■ Given problem ■
Your task is to filter the data below down to the lines holding "dashed".

===============

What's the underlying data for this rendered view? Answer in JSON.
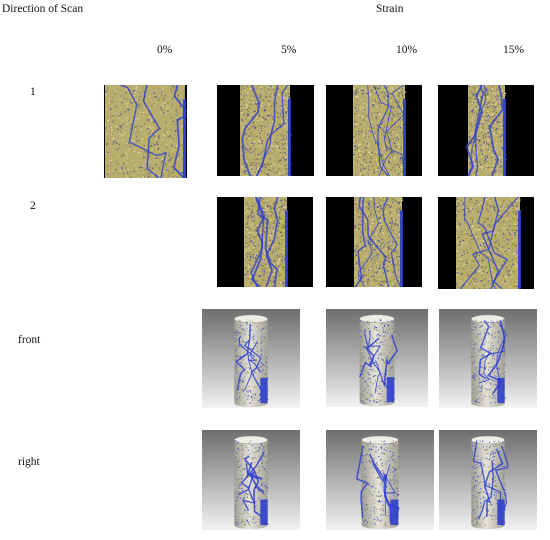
{
  "header": {
    "row_label_title": "Direction of Scan",
    "group_title": "Strain"
  },
  "columns": [
    "0%",
    "5%",
    "10%",
    "15%"
  ],
  "rows": [
    {
      "label": "1",
      "images": [
        "ct-slice",
        "ct-slice",
        "ct-slice",
        "ct-slice"
      ]
    },
    {
      "label": "2",
      "images": [
        "",
        "ct-slice",
        "ct-slice",
        "ct-slice"
      ]
    },
    {
      "label": "front",
      "images": [
        "",
        "3d-cylinder",
        "3d-cylinder",
        "3d-cylinder"
      ]
    },
    {
      "label": "right",
      "images": [
        "",
        "3d-cylinder",
        "3d-cylinder",
        "3d-cylinder"
      ]
    }
  ],
  "colors": {
    "crack": "#2a3bd0",
    "specimen": "#b9ad6e",
    "background": "#000000"
  }
}
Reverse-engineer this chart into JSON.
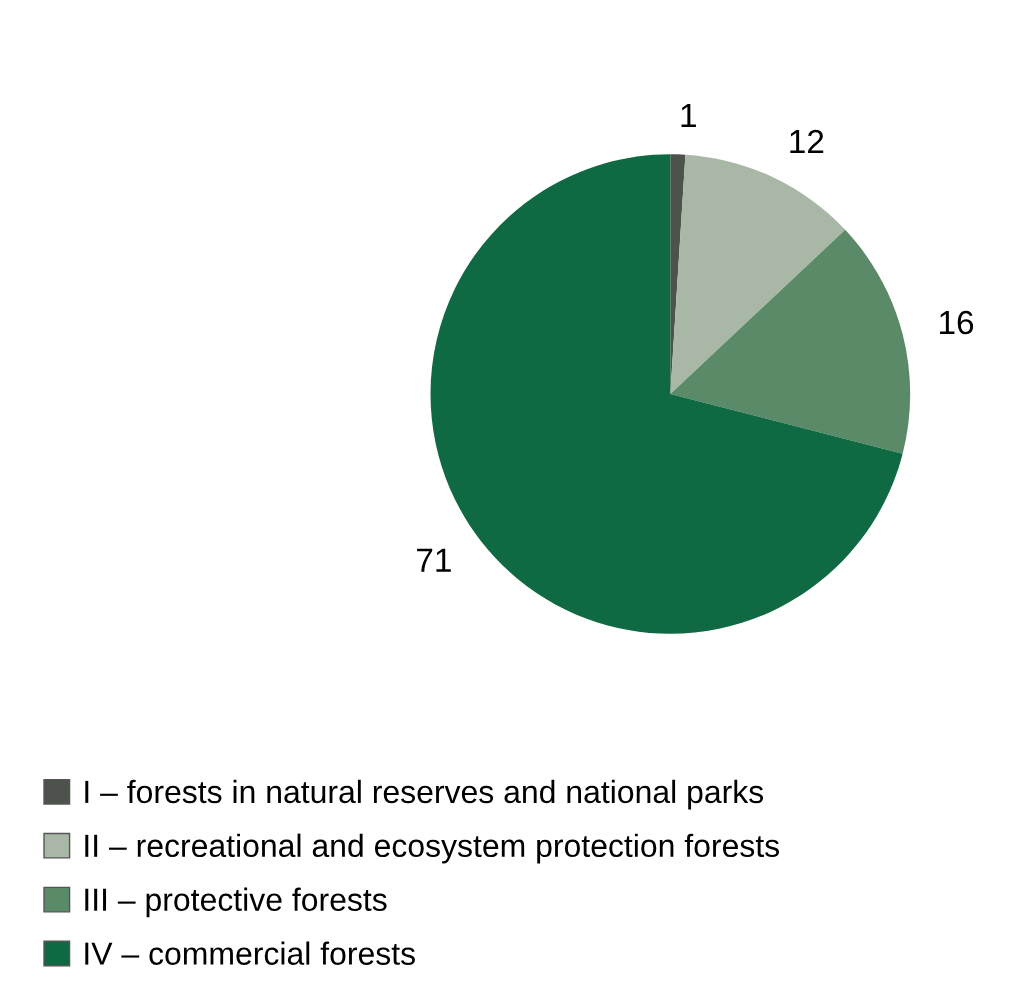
{
  "chart_data": {
    "type": "pie",
    "categories": [
      "I – forests in natural reserves and national parks",
      "II – recreational and ecosystem protection forests",
      "III – protective forests",
      "IV – commercial forests"
    ],
    "values": [
      1,
      12,
      16,
      71
    ],
    "colors": [
      "#4d524d",
      "#a9b8a6",
      "#5b8a68",
      "#0f6a43"
    ],
    "data_labels": true,
    "legend": "bottom"
  }
}
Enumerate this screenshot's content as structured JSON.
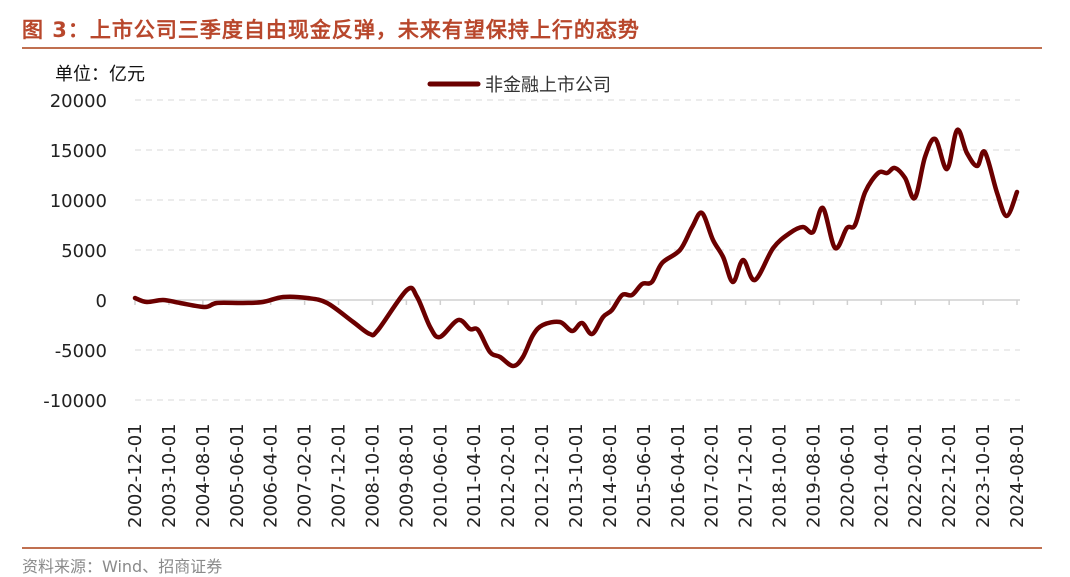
{
  "title": "图 3：上市公司三季度自由现金反弹，未来有望保持上行的态势",
  "source": "资料来源：Wind、招商证券",
  "colors": {
    "line": "#6B0000",
    "title": "#B8472C"
  },
  "chart_data": {
    "type": "line",
    "unit_label": "单位：亿元",
    "ylim": [
      -10000,
      20000
    ],
    "yticks": [
      "20000",
      "15000",
      "10000",
      "5000",
      "0",
      "-5000",
      "-10000"
    ],
    "ytick_values": [
      20000,
      15000,
      10000,
      5000,
      0,
      -5000,
      -10000
    ],
    "xticks": [
      "2002-12-01",
      "2003-10-01",
      "2004-08-01",
      "2005-06-01",
      "2006-04-01",
      "2007-02-01",
      "2007-12-01",
      "2008-10-01",
      "2009-08-01",
      "2010-06-01",
      "2011-04-01",
      "2012-02-01",
      "2012-12-01",
      "2013-10-01",
      "2014-08-01",
      "2015-06-01",
      "2016-04-01",
      "2017-02-01",
      "2017-12-01",
      "2018-10-01",
      "2019-08-01",
      "2020-06-01",
      "2021-04-01",
      "2022-02-01",
      "2022-12-01",
      "2023-10-01",
      "2024-08-01"
    ],
    "xlim_decimal_year": [
      2002.92,
      2024.59
    ],
    "grid": "horizontal dashed",
    "legend_position": "top-center",
    "series": [
      {
        "name": "非金融上市公司",
        "x": [
          2002.92,
          2003.21,
          2003.61,
          2004.03,
          2004.64,
          2004.93,
          2005.57,
          2006.06,
          2006.56,
          2007.15,
          2007.64,
          2008.28,
          2008.69,
          2008.89,
          2009.6,
          2009.85,
          2010.17,
          2010.41,
          2010.86,
          2011.15,
          2011.35,
          2011.64,
          2011.89,
          2012.21,
          2012.45,
          2012.7,
          2012.94,
          2013.36,
          2013.66,
          2013.9,
          2014.15,
          2014.42,
          2014.64,
          2014.89,
          2015.13,
          2015.38,
          2015.62,
          2015.87,
          2016.31,
          2016.61,
          2016.85,
          2017.12,
          2017.37,
          2017.61,
          2017.86,
          2018.15,
          2018.6,
          2019.01,
          2019.33,
          2019.58,
          2019.82,
          2020.12,
          2020.41,
          2020.61,
          2020.86,
          2021.18,
          2021.4,
          2021.59,
          2021.84,
          2022.08,
          2022.33,
          2022.58,
          2022.87,
          2023.12,
          2023.36,
          2023.61,
          2023.8,
          2024.1,
          2024.34,
          2024.59
        ],
        "y": [
          200,
          -200,
          0,
          -300,
          -700,
          -300,
          -300,
          -200,
          300,
          200,
          -300,
          -2200,
          -3400,
          -3000,
          1000,
          300,
          -2700,
          -3700,
          -2000,
          -2900,
          -3000,
          -5200,
          -5700,
          -6600,
          -5700,
          -3500,
          -2500,
          -2200,
          -3100,
          -2300,
          -3400,
          -1700,
          -1000,
          500,
          500,
          1600,
          1800,
          3700,
          5000,
          7300,
          8700,
          6000,
          4300,
          1800,
          4000,
          2000,
          5200,
          6700,
          7300,
          6800,
          9200,
          5200,
          7200,
          7500,
          10800,
          12700,
          12700,
          13200,
          12200,
          10200,
          14300,
          16100,
          13100,
          17000,
          14700,
          13400,
          14800,
          10700,
          8400,
          10800
        ]
      }
    ]
  }
}
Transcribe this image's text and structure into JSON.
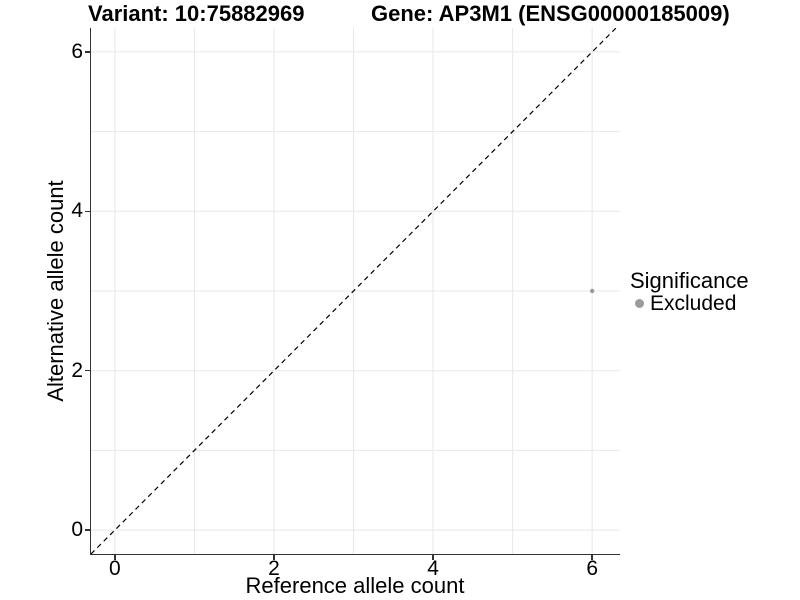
{
  "figure": {
    "title_left": "Variant: 10:75882969",
    "title_right": "Gene: AP3M1 (ENSG00000185009)"
  },
  "chart_data": {
    "type": "scatter",
    "title": "Variant: 10:75882969 — Gene: AP3M1 (ENSG00000185009)",
    "xlabel": "Reference allele count",
    "ylabel": "Alternative allele count",
    "xlim": [
      -0.3,
      6.35
    ],
    "ylim": [
      -0.3,
      6.3
    ],
    "x_ticks": [
      0,
      2,
      4,
      6
    ],
    "y_ticks": [
      0,
      2,
      4,
      6
    ],
    "grid": true,
    "grid_interval": 1,
    "series": [
      {
        "name": "Excluded",
        "color": "#9b9b9b",
        "points": [
          {
            "x": 6,
            "y": 3
          }
        ]
      }
    ],
    "identity_line": {
      "style": "dashed",
      "color": "#000000",
      "from": [
        -0.3,
        -0.3
      ],
      "to": [
        6.35,
        6.35
      ]
    },
    "legend": {
      "title": "Significance",
      "position": "right",
      "entries": [
        {
          "label": "Excluded",
          "color": "#9b9b9b"
        }
      ]
    }
  },
  "legend": {
    "title": "Significance",
    "items": [
      {
        "label": "Excluded",
        "color": "#9b9b9b"
      }
    ]
  },
  "style": {
    "grid_color": "#e8e8e8",
    "axis_color": "#333333",
    "tick_label_color": "#000000",
    "background": "#ffffff",
    "point_radius": 2.2,
    "dash_pattern": "5 4"
  }
}
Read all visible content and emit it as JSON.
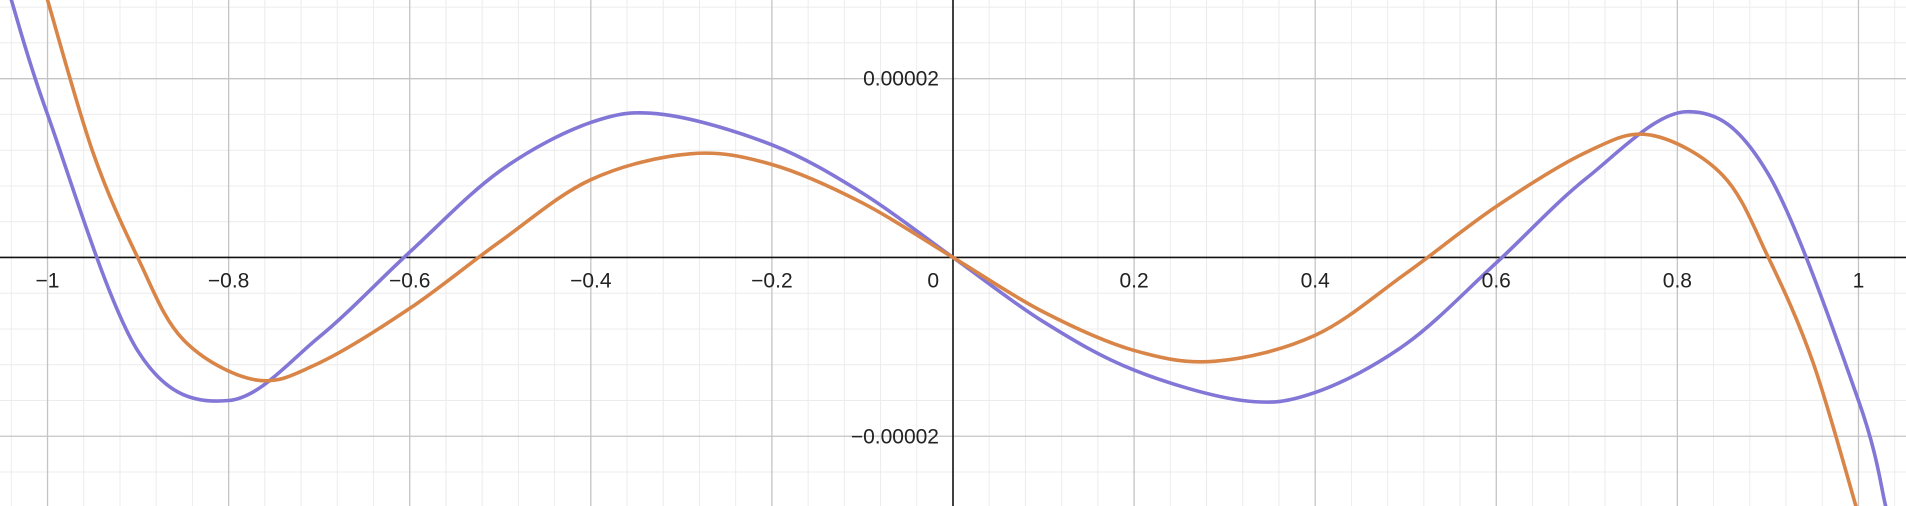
{
  "chart_data": {
    "type": "line",
    "title": "",
    "xlabel": "",
    "ylabel": "",
    "xlim": [
      -1.0525,
      1.0525
    ],
    "ylim": [
      -2.78e-05,
      2.88e-05
    ],
    "grid": true,
    "x_ticks": [
      {
        "value": -1,
        "label": "−1"
      },
      {
        "value": -0.8,
        "label": "−0.8"
      },
      {
        "value": -0.6,
        "label": "−0.6"
      },
      {
        "value": -0.4,
        "label": "−0.4"
      },
      {
        "value": -0.2,
        "label": "−0.2"
      },
      {
        "value": 0,
        "label": "0"
      },
      {
        "value": 0.2,
        "label": "0.2"
      },
      {
        "value": 0.4,
        "label": "0.4"
      },
      {
        "value": 0.6,
        "label": "0.6"
      },
      {
        "value": 0.8,
        "label": "0.8"
      },
      {
        "value": 1,
        "label": "1"
      }
    ],
    "y_ticks": [
      {
        "value": 2e-05,
        "label": "0.00002"
      },
      {
        "value": -2e-05,
        "label": "−0.00002"
      }
    ],
    "series": [
      {
        "color": "#8277d6",
        "x": [
          -1.04,
          -1.0,
          -0.9,
          -0.8,
          -0.7,
          -0.6,
          -0.5,
          -0.4,
          -0.32,
          -0.2,
          -0.1,
          0,
          0.1,
          0.2,
          0.32,
          0.4,
          0.5,
          0.6,
          0.7,
          0.81,
          0.9,
          1.0,
          1.03
        ],
        "y": [
          2.88e-05,
          1.6e-05,
          -1.05e-05,
          -1.6e-05,
          -8.9e-06,
          6e-07,
          9.7e-06,
          1.51e-05,
          1.6e-05,
          1.26e-05,
          7.2e-06,
          0,
          -7.2e-06,
          -1.26e-05,
          -1.6e-05,
          -1.51e-05,
          -9.7e-06,
          -6e-07,
          8.9e-06,
          1.63e-05,
          9.4e-06,
          -1.6e-05,
          -2.78e-05
        ]
      },
      {
        "color": "#d98548",
        "x": [
          -1.0,
          -0.95,
          -0.9,
          -0.85,
          -0.77,
          -0.7,
          -0.6,
          -0.5,
          -0.4,
          -0.29,
          -0.2,
          -0.1,
          0,
          0.1,
          0.2,
          0.29,
          0.4,
          0.5,
          0.6,
          0.7,
          0.77,
          0.85,
          0.9,
          0.95,
          1.0
        ],
        "y": [
          2.88e-05,
          1.18e-05,
          -1e-07,
          -9.2e-06,
          -1.37e-05,
          -1.18e-05,
          -5.7e-06,
          1.8e-06,
          8.7e-06,
          1.16e-05,
          1.04e-05,
          6.1e-06,
          0,
          -6.1e-06,
          -1.04e-05,
          -1.16e-05,
          -8.7e-06,
          -1.8e-06,
          5.7e-06,
          1.18e-05,
          1.37e-05,
          9.2e-06,
          1e-07,
          -1.18e-05,
          -2.88e-05
        ]
      }
    ]
  }
}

===============

■ Result of the exercise ■
    "grid": "horizontal dashed",
      "style": "dashed",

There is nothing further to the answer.